* [WHAT IS EXPECTED]:
Transcribe the entries that follow exactly as they appear, minus pictures.

(Stored data entries)
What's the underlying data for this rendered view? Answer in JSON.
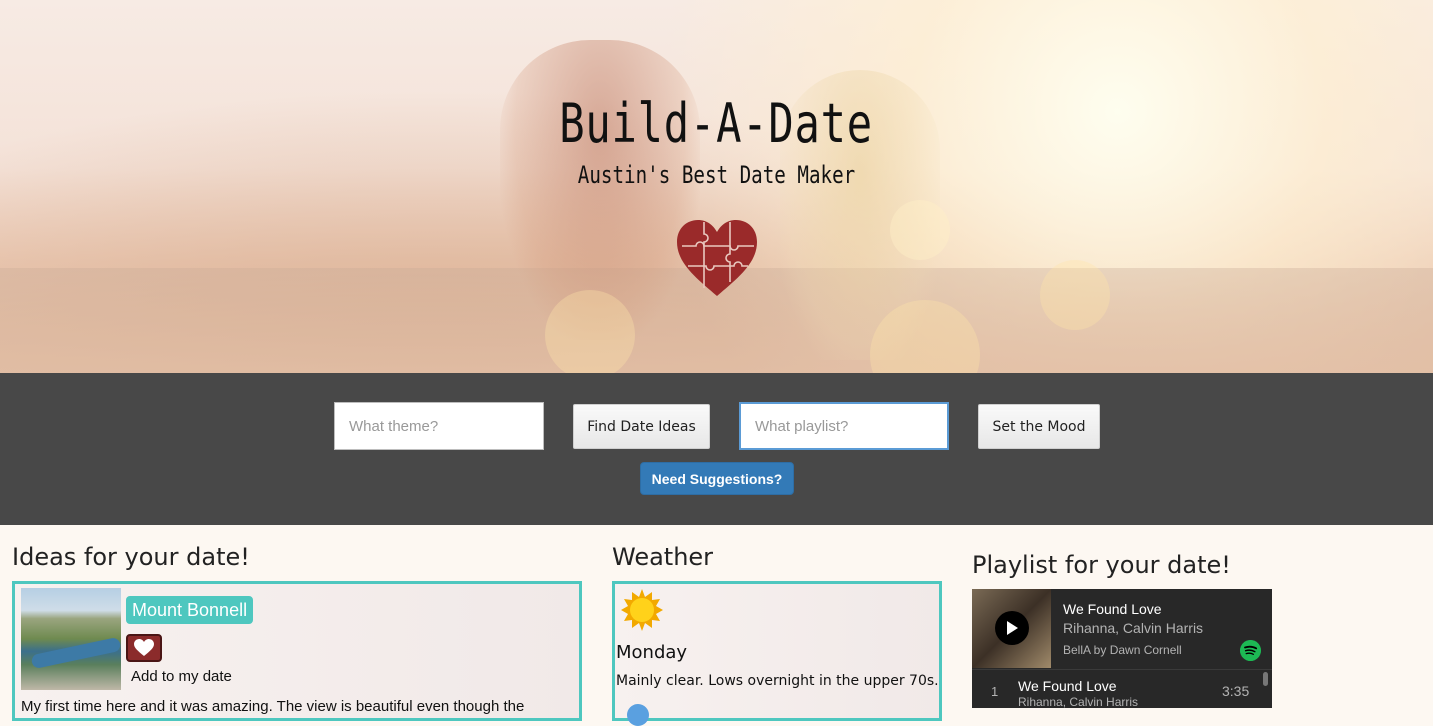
{
  "hero": {
    "title": "Build-A-Date",
    "subtitle": "Austin's Best Date Maker",
    "logo_icon": "puzzle-heart-icon"
  },
  "toolbar": {
    "theme_placeholder": "What theme?",
    "find_label": "Find Date Ideas",
    "playlist_placeholder": "What playlist?",
    "mood_label": "Set the Mood",
    "suggest_label": "Need Suggestions?"
  },
  "ideas": {
    "heading": "Ideas for your date!",
    "items": [
      {
        "name": "Mount Bonnell",
        "add_label": "Add to my date",
        "description": "My first time here and it was amazing. The view is beautiful even though the"
      }
    ]
  },
  "weather": {
    "heading": "Weather",
    "icon": "sun-icon",
    "day": "Monday",
    "description": "Mainly clear. Lows overnight in the upper 70s."
  },
  "playlist": {
    "heading": "Playlist for your date!",
    "now_playing": {
      "title": "We Found Love",
      "artist": "Rihanna, Calvin Harris",
      "owner": "BellA by Dawn Cornell"
    },
    "tracks": [
      {
        "num": "1",
        "title": "We Found Love",
        "artist": "Rihanna, Calvin Harris",
        "duration": "3:35"
      }
    ]
  },
  "colors": {
    "accent": "#4ec7bf",
    "toolbar": "#484848",
    "primary": "#337ab7",
    "heart": "#8b2b2b",
    "spotify": "#1db954"
  }
}
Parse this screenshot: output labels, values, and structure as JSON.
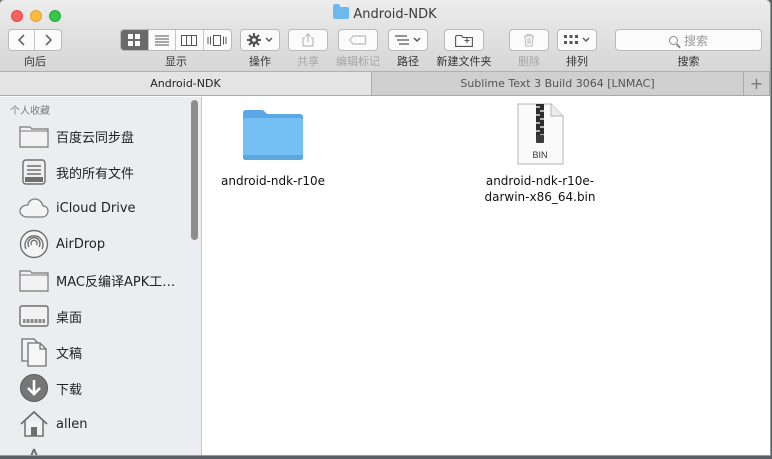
{
  "window": {
    "title": "Android-NDK"
  },
  "toolbar": {
    "back_label": "向后",
    "view_label": "显示",
    "action_label": "操作",
    "share_label": "共享",
    "tags_label": "编辑标记",
    "path_label": "路径",
    "new_folder_label": "新建文件夹",
    "delete_label": "删除",
    "arrange_label": "排列",
    "search_label": "搜索",
    "search_placeholder": "搜索"
  },
  "tabs": [
    {
      "label": "Android-NDK",
      "active": true
    },
    {
      "label": "Sublime Text 3 Build 3064 [LNMAC]",
      "active": false
    }
  ],
  "sidebar": {
    "header": "个人收藏",
    "items": [
      {
        "label": "百度云同步盘",
        "icon": "folder-icon"
      },
      {
        "label": "我的所有文件",
        "icon": "all-files-icon"
      },
      {
        "label": "iCloud Drive",
        "icon": "cloud-icon"
      },
      {
        "label": "AirDrop",
        "icon": "airdrop-icon"
      },
      {
        "label": "MAC反编译APK工…",
        "icon": "folder-icon"
      },
      {
        "label": "桌面",
        "icon": "desktop-icon"
      },
      {
        "label": "文稿",
        "icon": "documents-icon"
      },
      {
        "label": "下载",
        "icon": "download-icon"
      },
      {
        "label": "allen",
        "icon": "home-icon"
      }
    ]
  },
  "files": [
    {
      "name": "android-ndk-r10e",
      "type": "folder"
    },
    {
      "name": "android-ndk-r10e-darwin-x86_64.bin",
      "name_line1": "android-ndk-r10e-",
      "name_line2": "darwin-x86_64.bin",
      "badge": "BIN",
      "type": "bin"
    }
  ],
  "colors": {
    "folder": "#6db8ef",
    "selected_view": "#6b6b6b"
  }
}
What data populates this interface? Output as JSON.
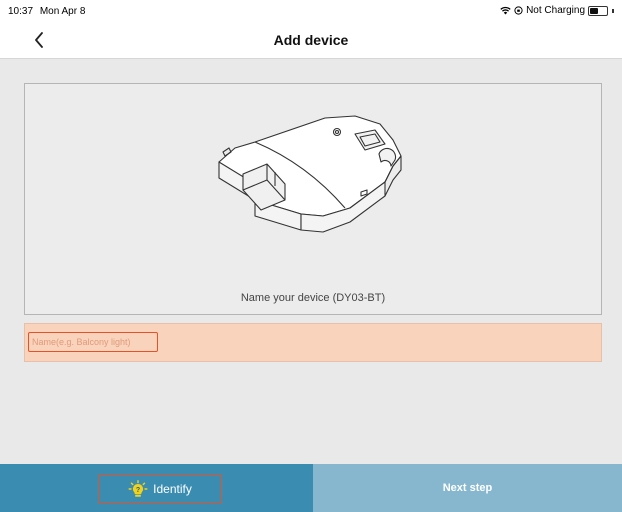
{
  "status_bar": {
    "time": "10:37",
    "date": "Mon Apr 8",
    "charging": "Not Charging",
    "battery_level": 0.45
  },
  "nav": {
    "title": "Add device",
    "back_icon": "chevron-left-icon"
  },
  "device": {
    "caption": "Name your device (DY03-BT)"
  },
  "name_field": {
    "placeholder": "Name(e.g. Balcony light)",
    "value": ""
  },
  "bottom": {
    "identify_label": "Identify",
    "identify_icon": "lightbulb-question-icon",
    "next_label": "Next step"
  },
  "colors": {
    "primary": "#3a8db1",
    "primary_light": "#86b7cf",
    "input_highlight": "#f9d3bc",
    "focus_border": "#e3532b"
  }
}
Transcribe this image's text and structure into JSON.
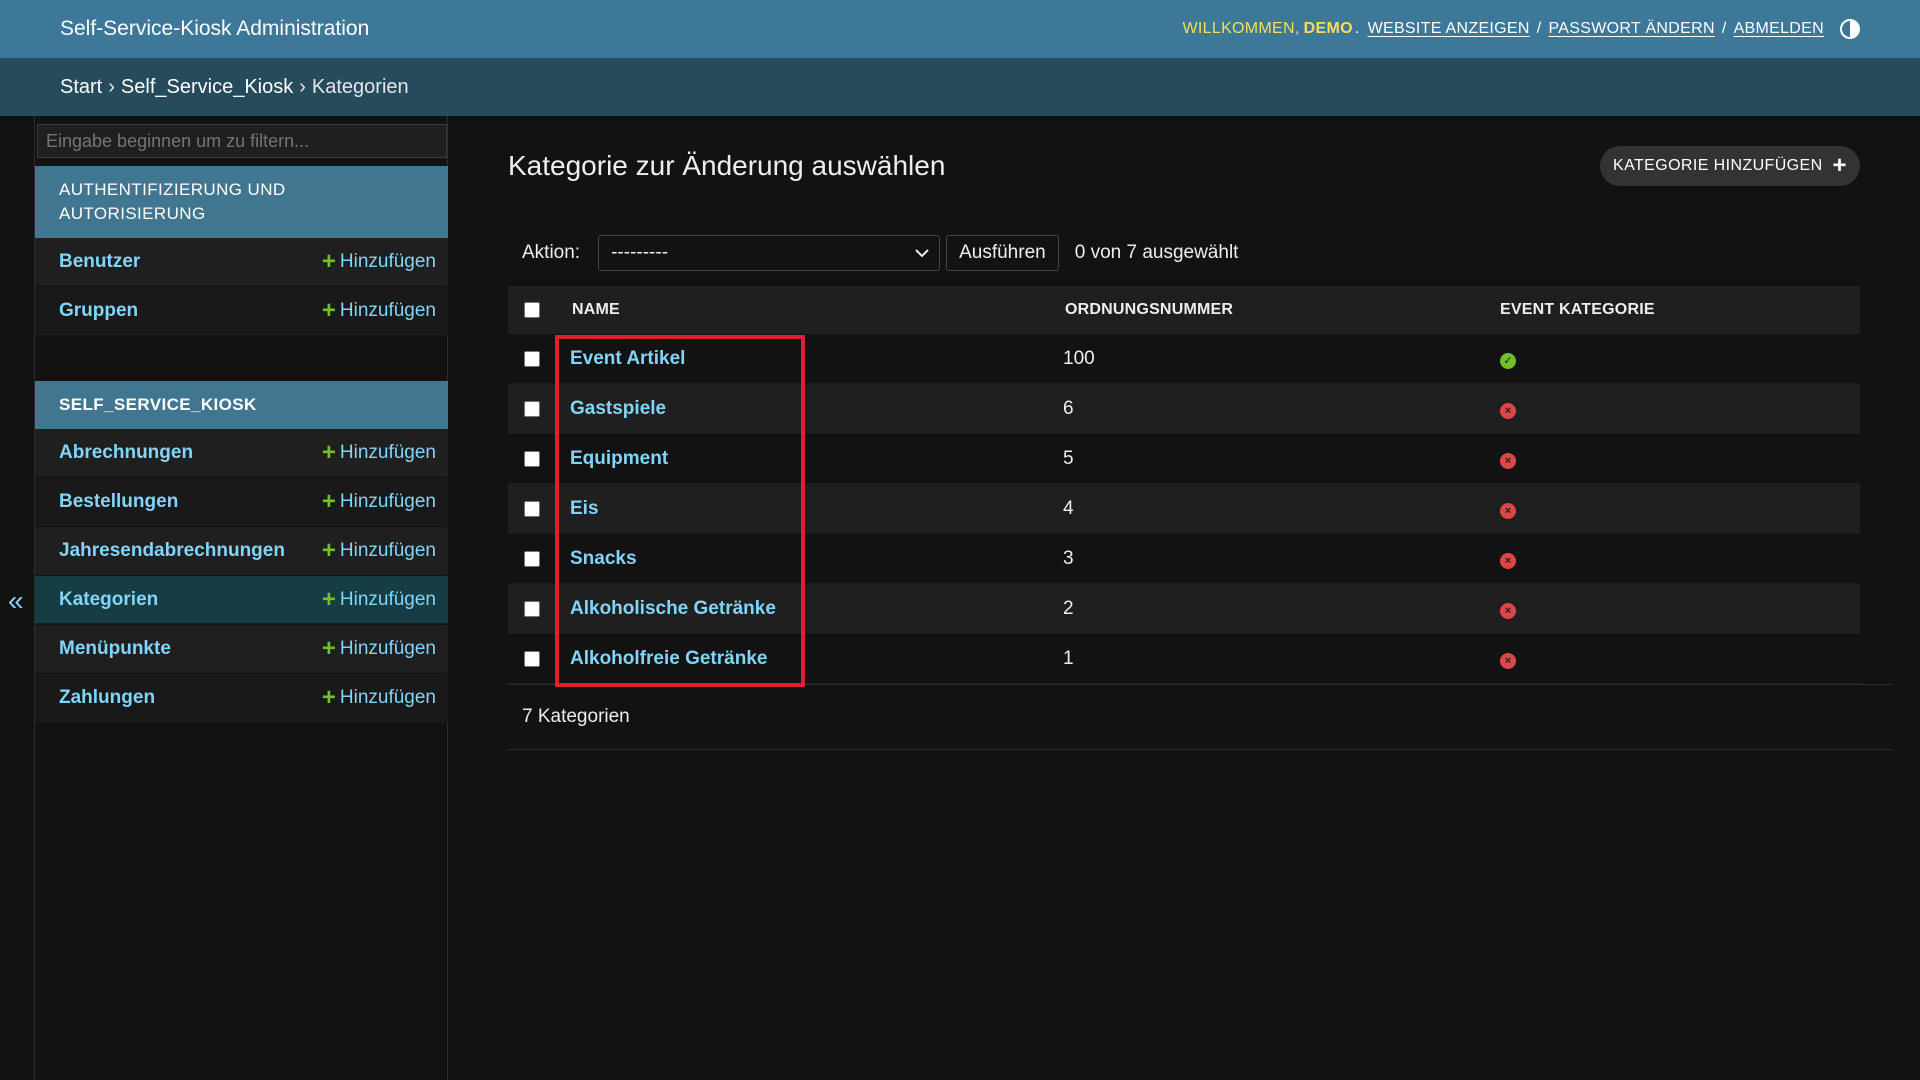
{
  "header": {
    "site_title": "Self-Service-Kiosk Administration",
    "welcome": "Willkommen,",
    "username": "DEMO",
    "dot": ".",
    "links": [
      "Website anzeigen",
      "Passwort ändern",
      "Abmelden"
    ],
    "separator": "/"
  },
  "breadcrumbs": {
    "items": [
      "Start",
      "Self_Service_Kiosk",
      "Kategorien"
    ],
    "separator": "›"
  },
  "sidebar": {
    "filter_placeholder": "Eingabe beginnen um zu filtern...",
    "toggle": "«",
    "add_label": "Hinzufügen",
    "modules": [
      {
        "caption": "AUTHENTIFIZIERUNG UND AUTORISIERUNG",
        "models": [
          "Benutzer",
          "Gruppen"
        ]
      },
      {
        "caption": "SELF_SERVICE_KIOSK",
        "models": [
          "Abrechnungen",
          "Bestellungen",
          "Jahresendabrechnungen",
          "Kategorien",
          "Menüpunkte",
          "Zahlungen"
        ]
      }
    ],
    "current": "Kategorien"
  },
  "content": {
    "title": "Kategorie zur Änderung auswählen",
    "add_button": "KATEGORIE HINZUFÜGEN",
    "action_label": "Aktion:",
    "action_value": "---------",
    "run_button": "Ausführen",
    "selection_count": "0 von 7 ausgewählt",
    "columns": [
      "NAME",
      "ORDNUNGSNUMMER",
      "EVENT KATEGORIE"
    ],
    "rows": [
      {
        "name": "Event Artikel",
        "order": "100",
        "event": true
      },
      {
        "name": "Gastspiele",
        "order": "6",
        "event": false
      },
      {
        "name": "Equipment",
        "order": "5",
        "event": false
      },
      {
        "name": "Eis",
        "order": "4",
        "event": false
      },
      {
        "name": "Snacks",
        "order": "3",
        "event": false
      },
      {
        "name": "Alkoholische Getränke",
        "order": "2",
        "event": false
      },
      {
        "name": "Alkoholfreie Getränke",
        "order": "1",
        "event": false
      }
    ],
    "paginator": "7 Kategorien"
  },
  "colors": {
    "header_bg": "#3e7898",
    "breadcrumb_bg": "#264b5d",
    "link": "#81d4fa",
    "accent_yellow": "#f5dd5d",
    "add_green": "#70bf2b",
    "no_red": "#dd4646",
    "highlight": "#e0202e"
  },
  "icons": {
    "yes": "check-circle-icon",
    "no": "x-circle-icon",
    "plus": "plus-icon",
    "theme": "theme-toggle-icon",
    "select": "chevron-down-icon"
  }
}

* [IN RESPONSE]:
What's the underlying data for this rendered view? Answer in JSON.
{
  "hero": {
    "title": "Build-A-Date",
    "subtitle": "Austin's Best Date Maker",
    "logo_icon": "puzzle-heart-icon"
  },
  "toolbar": {
    "theme_placeholder": "What theme?",
    "find_label": "Find Date Ideas",
    "playlist_placeholder": "What playlist?",
    "mood_label": "Set the Mood",
    "suggest_label": "Need Suggestions?"
  },
  "ideas": {
    "heading": "Ideas for your date!",
    "items": [
      {
        "name": "Mount Bonnell",
        "add_label": "Add to my date",
        "description": "My first time here and it was amazing. The view is beautiful even though the"
      }
    ]
  },
  "weather": {
    "heading": "Weather",
    "icon": "sun-icon",
    "day": "Monday",
    "description": "Mainly clear. Lows overnight in the upper 70s."
  },
  "playlist": {
    "heading": "Playlist for your date!",
    "now_playing": {
      "title": "We Found Love",
      "artist": "Rihanna, Calvin Harris",
      "owner": "BellA by Dawn Cornell"
    },
    "tracks": [
      {
        "num": "1",
        "title": "We Found Love",
        "artist": "Rihanna, Calvin Harris",
        "duration": "3:35"
      }
    ]
  },
  "colors": {
    "accent": "#4ec7bf",
    "toolbar": "#484848",
    "primary": "#337ab7",
    "heart": "#8b2b2b",
    "spotify": "#1db954"
  }
}
Parse this screenshot: output labels, values, and structure as JSON.
{
  "window": {
    "title": "Android-NDK"
  },
  "toolbar": {
    "back_label": "向后",
    "view_label": "显示",
    "action_label": "操作",
    "share_label": "共享",
    "tags_label": "编辑标记",
    "path_label": "路径",
    "new_folder_label": "新建文件夹",
    "delete_label": "删除",
    "arrange_label": "排列",
    "search_label": "搜索",
    "search_placeholder": "搜索"
  },
  "tabs": [
    {
      "label": "Android-NDK",
      "active": true
    },
    {
      "label": "Sublime Text 3 Build 3064 [LNMAC]",
      "active": false
    }
  ],
  "sidebar": {
    "header": "个人收藏",
    "items": [
      {
        "label": "百度云同步盘",
        "icon": "folder-icon"
      },
      {
        "label": "我的所有文件",
        "icon": "all-files-icon"
      },
      {
        "label": "iCloud Drive",
        "icon": "cloud-icon"
      },
      {
        "label": "AirDrop",
        "icon": "airdrop-icon"
      },
      {
        "label": "MAC反编译APK工…",
        "icon": "folder-icon"
      },
      {
        "label": "桌面",
        "icon": "desktop-icon"
      },
      {
        "label": "文稿",
        "icon": "documents-icon"
      },
      {
        "label": "下载",
        "icon": "download-icon"
      },
      {
        "label": "allen",
        "icon": "home-icon"
      }
    ]
  },
  "files": [
    {
      "name": "android-ndk-r10e",
      "type": "folder"
    },
    {
      "name": "android-ndk-r10e-darwin-x86_64.bin",
      "name_line1": "android-ndk-r10e-",
      "name_line2": "darwin-x86_64.bin",
      "badge": "BIN",
      "type": "bin"
    }
  ],
  "colors": {
    "folder": "#6db8ef",
    "selected_view": "#6b6b6b"
  }
}
What data populates this interface? Output as JSON.
{
  "status_bar": {
    "time": "10:37",
    "date": "Mon Apr 8",
    "charging": "Not Charging",
    "battery_level": 0.45
  },
  "nav": {
    "title": "Add device",
    "back_icon": "chevron-left-icon"
  },
  "device": {
    "caption": "Name your device (DY03-BT)"
  },
  "name_field": {
    "placeholder": "Name(e.g. Balcony light)",
    "value": ""
  },
  "bottom": {
    "identify_label": "Identify",
    "identify_icon": "lightbulb-question-icon",
    "next_label": "Next step"
  },
  "colors": {
    "primary": "#3a8db1",
    "primary_light": "#86b7cf",
    "input_highlight": "#f9d3bc",
    "focus_border": "#e3532b"
  }
}
Transcribe this image's text and structure into JSON.
{
  "header": {
    "site_title": "Self-Service-Kiosk Administration",
    "welcome": "Willkommen,",
    "username": "DEMO",
    "dot": ".",
    "links": [
      "Website anzeigen",
      "Passwort ändern",
      "Abmelden"
    ],
    "separator": "/"
  },
  "breadcrumbs": {
    "items": [
      "Start",
      "Self_Service_Kiosk",
      "Kategorien"
    ],
    "separator": "›"
  },
  "sidebar": {
    "filter_placeholder": "Eingabe beginnen um zu filtern...",
    "toggle": "«",
    "add_label": "Hinzufügen",
    "modules": [
      {
        "caption": "AUTHENTIFIZIERUNG UND AUTORISIERUNG",
        "models": [
          "Benutzer",
          "Gruppen"
        ]
      },
      {
        "caption": "SELF_SERVICE_KIOSK",
        "models": [
          "Abrechnungen",
          "Bestellungen",
          "Jahresendabrechnungen",
          "Kategorien",
          "Menüpunkte",
          "Zahlungen"
        ]
      }
    ],
    "current": "Kategorien"
  },
  "content": {
    "title": "Kategorie zur Änderung auswählen",
    "add_button": "KATEGORIE HINZUFÜGEN",
    "action_label": "Aktion:",
    "action_value": "---------",
    "run_button": "Ausführen",
    "selection_count": "0 von 7 ausgewählt",
    "columns": [
      "NAME",
      "ORDNUNGSNUMMER",
      "EVENT KATEGORIE"
    ],
    "rows": [
      {
        "name": "Event Artikel",
        "order": "100",
        "event": true
      },
      {
        "name": "Gastspiele",
        "order": "6",
        "event": false
      },
      {
        "name": "Equipment",
        "order": "5",
        "event": false
      },
      {
        "name": "Eis",
        "order": "4",
        "event": false
      },
      {
        "name": "Snacks",
        "order": "3",
        "event": false
      },
      {
        "name": "Alkoholische Getränke",
        "order": "2",
        "event": false
      },
      {
        "name": "Alkoholfreie Getränke",
        "order": "1",
        "event": false
      }
    ],
    "paginator": "7 Kategorien"
  },
  "colors": {
    "header_bg": "#3e7898",
    "breadcrumb_bg": "#264b5d",
    "link": "#81d4fa",
    "accent_yellow": "#f5dd5d",
    "add_green": "#70bf2b",
    "no_red": "#dd4646",
    "highlight": "#e0202e"
  },
  "icons": {
    "yes": "check-circle-icon",
    "no": "x-circle-icon",
    "plus": "plus-icon",
    "theme": "theme-toggle-icon",
    "select": "chevron-down-icon"
  }
}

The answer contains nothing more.